- Written exercise
Write out the entire listing below exactly, with the pictures left out.

# START OF Input records

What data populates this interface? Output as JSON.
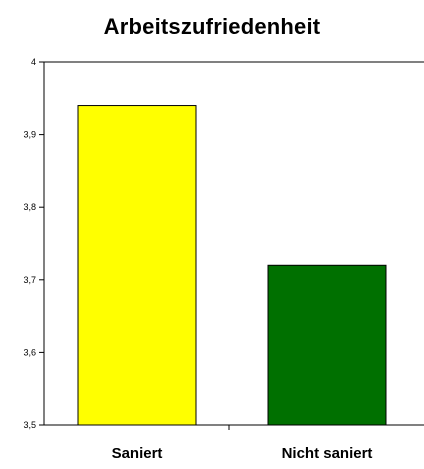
{
  "chart_data": {
    "type": "bar",
    "title": "Arbeitszufriedenheit",
    "categories": [
      "Saniert",
      "Nicht saniert"
    ],
    "values": [
      3.94,
      3.72
    ],
    "colors": [
      "#ffff00",
      "#007000"
    ],
    "ylim": [
      3.5,
      4
    ],
    "yticks": [
      3.5,
      3.6,
      3.7,
      3.8,
      3.9,
      4
    ],
    "ytick_labels": [
      "3,5",
      "3,6",
      "3,7",
      "3,8",
      "3,9",
      "4"
    ],
    "xlabel": "",
    "ylabel": "",
    "grid": false,
    "legend": false
  }
}
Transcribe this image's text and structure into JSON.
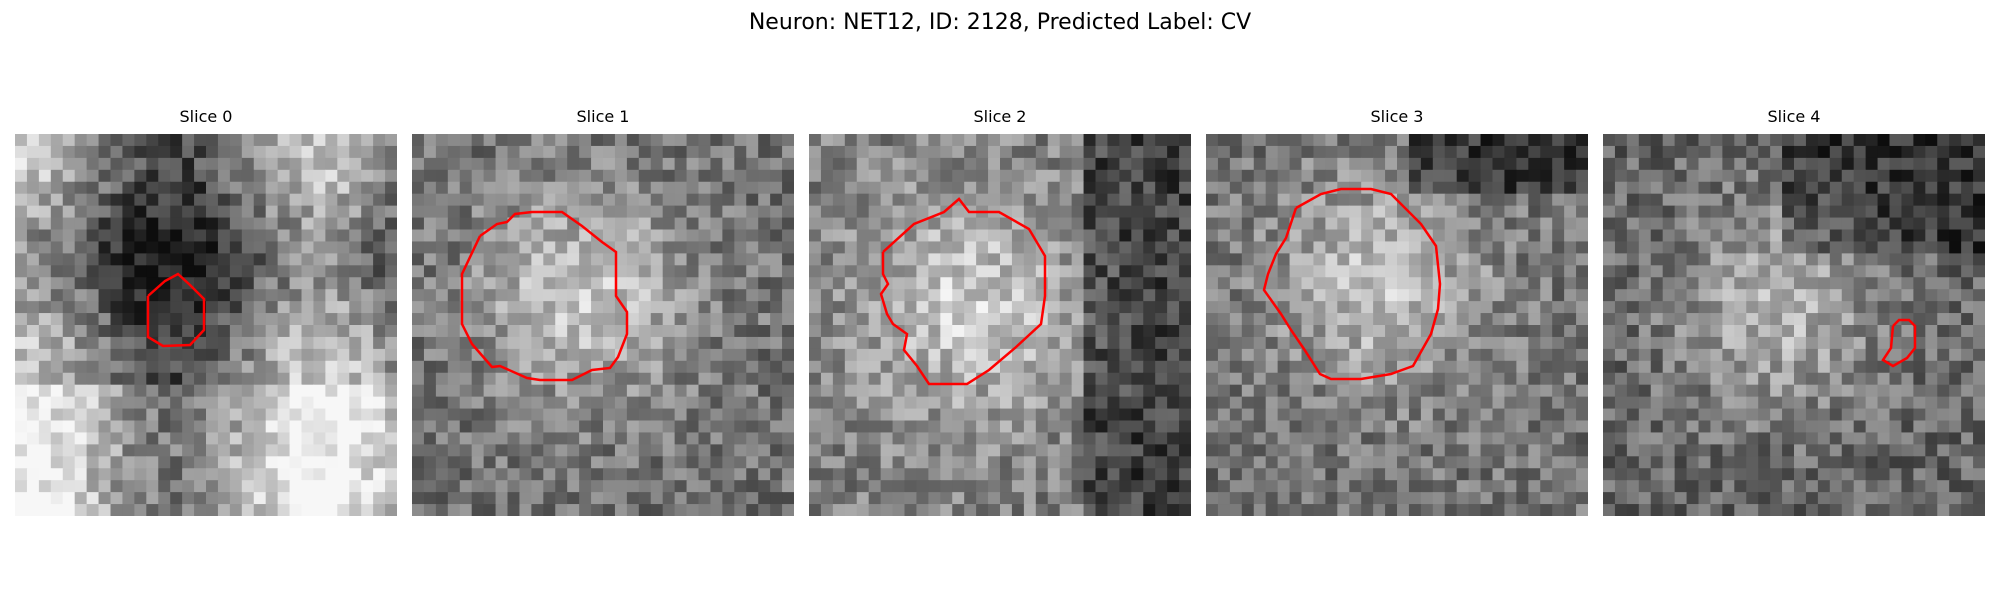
{
  "figure": {
    "title": "Neuron: NET12, ID: 2128, Predicted Label: CV"
  },
  "panels": [
    {
      "title": "Slice 0",
      "contour_color": "#ff0000",
      "image_description": "grayscale microscopy patch with bright textured regions and darker bands",
      "seed": 17
    },
    {
      "title": "Slice 1",
      "contour_color": "#ff0000",
      "image_description": "grayscale microscopy patch with a bright roughly circular region",
      "seed": 29
    },
    {
      "title": "Slice 2",
      "contour_color": "#ff0000",
      "image_description": "grayscale microscopy patch with a bright region enclosed by a polygonal contour",
      "seed": 41
    },
    {
      "title": "Slice 3",
      "contour_color": "#ff0000",
      "image_description": "grayscale microscopy patch with a large bright circular region",
      "seed": 53
    },
    {
      "title": "Slice 4",
      "contour_color": "#ff0000",
      "image_description": "grayscale microscopy patch with dark surrounding and a bright center",
      "seed": 67
    }
  ]
}
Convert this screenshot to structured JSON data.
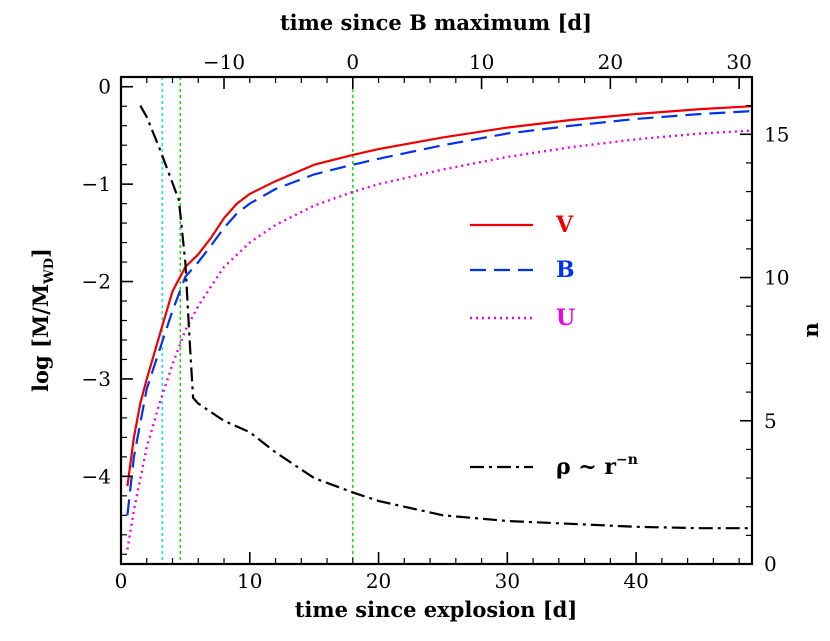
{
  "chart_data": {
    "type": "line",
    "title": "",
    "xlabel_bottom": "time since explosion [d]",
    "xlabel_top": "time since B maximum [d]",
    "ylabel_left_main": "log [M/M",
    "ylabel_left_sub": "WD",
    "ylabel_left_close": "]",
    "ylabel_right": "n",
    "xlim": [
      0,
      49
    ],
    "ylim": [
      -4.9,
      0.1
    ],
    "y2lim": [
      0,
      17
    ],
    "top_axis_offset": 18,
    "x_ticks": [
      0,
      10,
      20,
      30,
      40
    ],
    "x_tick_labels": [
      "0",
      "10",
      "20",
      "30",
      "40"
    ],
    "y_ticks": [
      -4,
      -3,
      -2,
      -1,
      0
    ],
    "y_tick_labels": [
      "−4",
      "−3",
      "−2",
      "−1",
      "0"
    ],
    "y2_ticks": [
      0,
      5,
      10,
      15
    ],
    "y2_tick_labels": [
      "0",
      "5",
      "10",
      "15"
    ],
    "top_ticks": [
      -10,
      0,
      10,
      20,
      30
    ],
    "top_tick_labels": [
      "−10",
      "0",
      "10",
      "20",
      "30"
    ],
    "vertical_lines": [
      {
        "x": 3.2,
        "color": "#00e5e5"
      },
      {
        "x": 4.6,
        "color": "#00dd00"
      },
      {
        "x": 18.0,
        "color": "#00dd00"
      }
    ],
    "series": [
      {
        "name": "V",
        "label": "V",
        "color": "#ee0000",
        "style": "solid",
        "axis": "left",
        "x": [
          0.5,
          1.0,
          1.5,
          2.0,
          3.0,
          4.0,
          5.0,
          6.0,
          7.0,
          8.0,
          9.0,
          10.0,
          12.0,
          15.0,
          18.0,
          20.0,
          25.0,
          30.0,
          35.0,
          40.0,
          45.0,
          49.0
        ],
        "y": [
          -4.1,
          -3.6,
          -3.25,
          -3.0,
          -2.55,
          -2.1,
          -1.85,
          -1.72,
          -1.55,
          -1.35,
          -1.2,
          -1.1,
          -0.97,
          -0.8,
          -0.7,
          -0.64,
          -0.52,
          -0.42,
          -0.34,
          -0.28,
          -0.23,
          -0.2
        ]
      },
      {
        "name": "B",
        "label": "B",
        "color": "#0033ee",
        "style": "dashed",
        "axis": "left",
        "x": [
          0.5,
          1.0,
          2.0,
          3.0,
          4.0,
          5.0,
          6.0,
          7.0,
          8.0,
          9.0,
          10.0,
          12.0,
          15.0,
          18.0,
          20.0,
          25.0,
          30.0,
          35.0,
          40.0,
          45.0,
          49.0
        ],
        "y": [
          -4.4,
          -3.8,
          -3.1,
          -2.7,
          -2.3,
          -1.95,
          -1.8,
          -1.63,
          -1.45,
          -1.3,
          -1.2,
          -1.05,
          -0.9,
          -0.8,
          -0.74,
          -0.6,
          -0.48,
          -0.4,
          -0.33,
          -0.28,
          -0.25
        ]
      },
      {
        "name": "U",
        "label": "U",
        "color": "#ee00ee",
        "style": "dotted",
        "axis": "left",
        "x": [
          0.5,
          1.0,
          2.0,
          3.0,
          4.0,
          5.0,
          6.0,
          7.0,
          8.0,
          10.0,
          12.0,
          15.0,
          18.0,
          20.0,
          25.0,
          30.0,
          35.0,
          40.0,
          45.0,
          49.0
        ],
        "y": [
          -4.75,
          -4.35,
          -3.7,
          -3.25,
          -2.85,
          -2.5,
          -2.25,
          -2.05,
          -1.85,
          -1.6,
          -1.42,
          -1.22,
          -1.08,
          -1.0,
          -0.85,
          -0.72,
          -0.62,
          -0.54,
          -0.48,
          -0.45
        ]
      },
      {
        "name": "rho",
        "label_base": "ρ ~ r",
        "label_exp": "−n",
        "color": "#000000",
        "style": "dashdot",
        "axis": "right",
        "x": [
          1.5,
          2.0,
          3.0,
          4.0,
          4.5,
          5.0,
          5.3,
          5.6,
          6.0,
          7.0,
          8.0,
          9.0,
          10.0,
          12.0,
          15.0,
          18.0,
          20.0,
          25.0,
          30.0,
          35.0,
          40.0,
          45.0,
          49.0
        ],
        "y": [
          16.0,
          15.6,
          14.5,
          13.3,
          12.7,
          10.5,
          8.0,
          5.8,
          5.6,
          5.3,
          5.0,
          4.8,
          4.6,
          3.9,
          3.0,
          2.5,
          2.2,
          1.7,
          1.5,
          1.4,
          1.3,
          1.25,
          1.25
        ]
      }
    ]
  }
}
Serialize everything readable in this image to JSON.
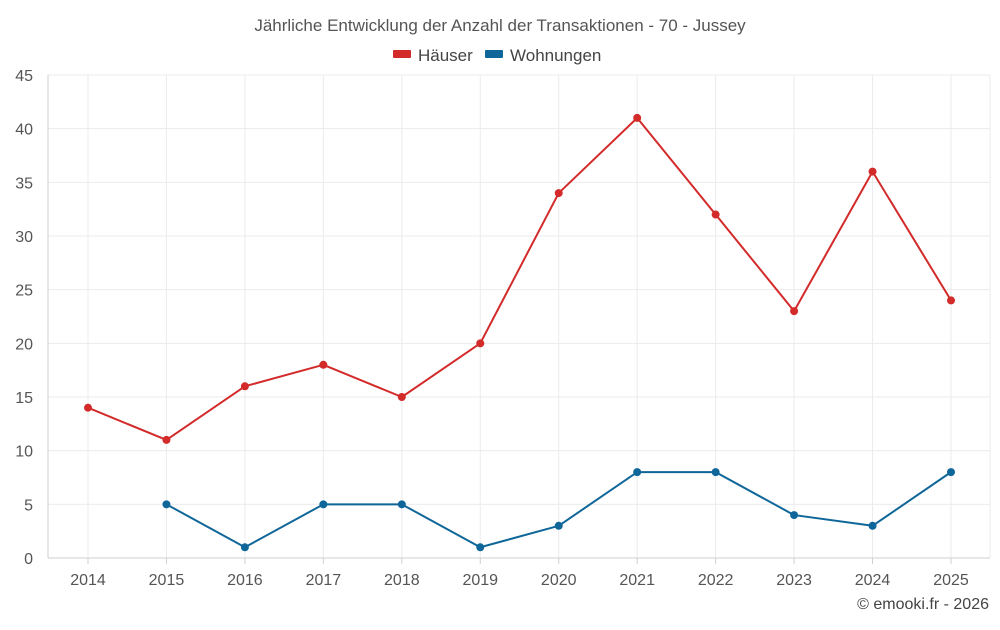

# END OF Input records

- Final result
What data populates this interface? Output as JSON.
{
  "chart_data": {
    "type": "bar",
    "title": "Arbeitszufriedenheit",
    "categories": [
      "Saniert",
      "Nicht saniert"
    ],
    "values": [
      3.94,
      3.72
    ],
    "colors": [
      "#ffff00",
      "#007000"
    ],
    "ylim": [
      3.5,
      4
    ],
    "yticks": [
      3.5,
      3.6,
      3.7,
      3.8,
      3.9,
      4
    ],
    "ytick_labels": [
      "3,5",
      "3,6",
      "3,7",
      "3,8",
      "3,9",
      "4"
    ],
    "xlabel": "",
    "ylabel": "",
    "grid": false,
    "legend": false
  }
}
Transcribe this image's text and structure into JSON.
{
  "figure": {
    "title": "Neuron: NET12, ID: 2128, Predicted Label: CV"
  },
  "panels": [
    {
      "title": "Slice 0",
      "contour_color": "#ff0000",
      "image_description": "grayscale microscopy patch with bright textured regions and darker bands",
      "seed": 17
    },
    {
      "title": "Slice 1",
      "contour_color": "#ff0000",
      "image_description": "grayscale microscopy patch with a bright roughly circular region",
      "seed": 29
    },
    {
      "title": "Slice 2",
      "contour_color": "#ff0000",
      "image_description": "grayscale microscopy patch with a bright region enclosed by a polygonal contour",
      "seed": 41
    },
    {
      "title": "Slice 3",
      "contour_color": "#ff0000",
      "image_description": "grayscale microscopy patch with a large bright circular region",
      "seed": 53
    },
    {
      "title": "Slice 4",
      "contour_color": "#ff0000",
      "image_description": "grayscale microscopy patch with dark surrounding and a bright center",
      "seed": 67
    }
  ]
}
Convert this screenshot to structured JSON data.
{
  "chart_data": {
    "type": "line",
    "title": "",
    "xlabel_bottom": "time since explosion [d]",
    "xlabel_top": "time since B maximum [d]",
    "ylabel_left_main": "log [M/M",
    "ylabel_left_sub": "WD",
    "ylabel_left_close": "]",
    "ylabel_right": "n",
    "xlim": [
      0,
      49
    ],
    "ylim": [
      -4.9,
      0.1
    ],
    "y2lim": [
      0,
      17
    ],
    "top_axis_offset": 18,
    "x_ticks": [
      0,
      10,
      20,
      30,
      40
    ],
    "x_tick_labels": [
      "0",
      "10",
      "20",
      "30",
      "40"
    ],
    "y_ticks": [
      -4,
      -3,
      -2,
      -1,
      0
    ],
    "y_tick_labels": [
      "−4",
      "−3",
      "−2",
      "−1",
      "0"
    ],
    "y2_ticks": [
      0,
      5,
      10,
      15
    ],
    "y2_tick_labels": [
      "0",
      "5",
      "10",
      "15"
    ],
    "top_ticks": [
      -10,
      0,
      10,
      20,
      30
    ],
    "top_tick_labels": [
      "−10",
      "0",
      "10",
      "20",
      "30"
    ],
    "vertical_lines": [
      {
        "x": 3.2,
        "color": "#00e5e5"
      },
      {
        "x": 4.6,
        "color": "#00dd00"
      },
      {
        "x": 18.0,
        "color": "#00dd00"
      }
    ],
    "series": [
      {
        "name": "V",
        "label": "V",
        "color": "#ee0000",
        "style": "solid",
        "axis": "left",
        "x": [
          0.5,
          1.0,
          1.5,
          2.0,
          3.0,
          4.0,
          5.0,
          6.0,
          7.0,
          8.0,
          9.0,
          10.0,
          12.0,
          15.0,
          18.0,
          20.0,
          25.0,
          30.0,
          35.0,
          40.0,
          45.0,
          49.0
        ],
        "y": [
          -4.1,
          -3.6,
          -3.25,
          -3.0,
          -2.55,
          -2.1,
          -1.85,
          -1.72,
          -1.55,
          -1.35,
          -1.2,
          -1.1,
          -0.97,
          -0.8,
          -0.7,
          -0.64,
          -0.52,
          -0.42,
          -0.34,
          -0.28,
          -0.23,
          -0.2
        ]
      },
      {
        "name": "B",
        "label": "B",
        "color": "#0033ee",
        "style": "dashed",
        "axis": "left",
        "x": [
          0.5,
          1.0,
          2.0,
          3.0,
          4.0,
          5.0,
          6.0,
          7.0,
          8.0,
          9.0,
          10.0,
          12.0,
          15.0,
          18.0,
          20.0,
          25.0,
          30.0,
          35.0,
          40.0,
          45.0,
          49.0
        ],
        "y": [
          -4.4,
          -3.8,
          -3.1,
          -2.7,
          -2.3,
          -1.95,
          -1.8,
          -1.63,
          -1.45,
          -1.3,
          -1.2,
          -1.05,
          -0.9,
          -0.8,
          -0.74,
          -0.6,
          -0.48,
          -0.4,
          -0.33,
          -0.28,
          -0.25
        ]
      },
      {
        "name": "U",
        "label": "U",
        "color": "#ee00ee",
        "style": "dotted",
        "axis": "left",
        "x": [
          0.5,
          1.0,
          2.0,
          3.0,
          4.0,
          5.0,
          6.0,
          7.0,
          8.0,
          10.0,
          12.0,
          15.0,
          18.0,
          20.0,
          25.0,
          30.0,
          35.0,
          40.0,
          45.0,
          49.0
        ],
        "y": [
          -4.75,
          -4.35,
          -3.7,
          -3.25,
          -2.85,
          -2.5,
          -2.25,
          -2.05,
          -1.85,
          -1.6,
          -1.42,
          -1.22,
          -1.08,
          -1.0,
          -0.85,
          -0.72,
          -0.62,
          -0.54,
          -0.48,
          -0.45
        ]
      },
      {
        "name": "rho",
        "label_base": "ρ ~ r",
        "label_exp": "−n",
        "color": "#000000",
        "style": "dashdot",
        "axis": "right",
        "x": [
          1.5,
          2.0,
          3.0,
          4.0,
          4.5,
          5.0,
          5.3,
          5.6,
          6.0,
          7.0,
          8.0,
          9.0,
          10.0,
          12.0,
          15.0,
          18.0,
          20.0,
          25.0,
          30.0,
          35.0,
          40.0,
          45.0,
          49.0
        ],
        "y": [
          16.0,
          15.6,
          14.5,
          13.3,
          12.7,
          10.5,
          8.0,
          5.8,
          5.6,
          5.3,
          5.0,
          4.8,
          4.6,
          3.9,
          3.0,
          2.5,
          2.2,
          1.7,
          1.5,
          1.4,
          1.3,
          1.25,
          1.25
        ]
      }
    ]
  }
}
Serialize everything readable in this image to JSON.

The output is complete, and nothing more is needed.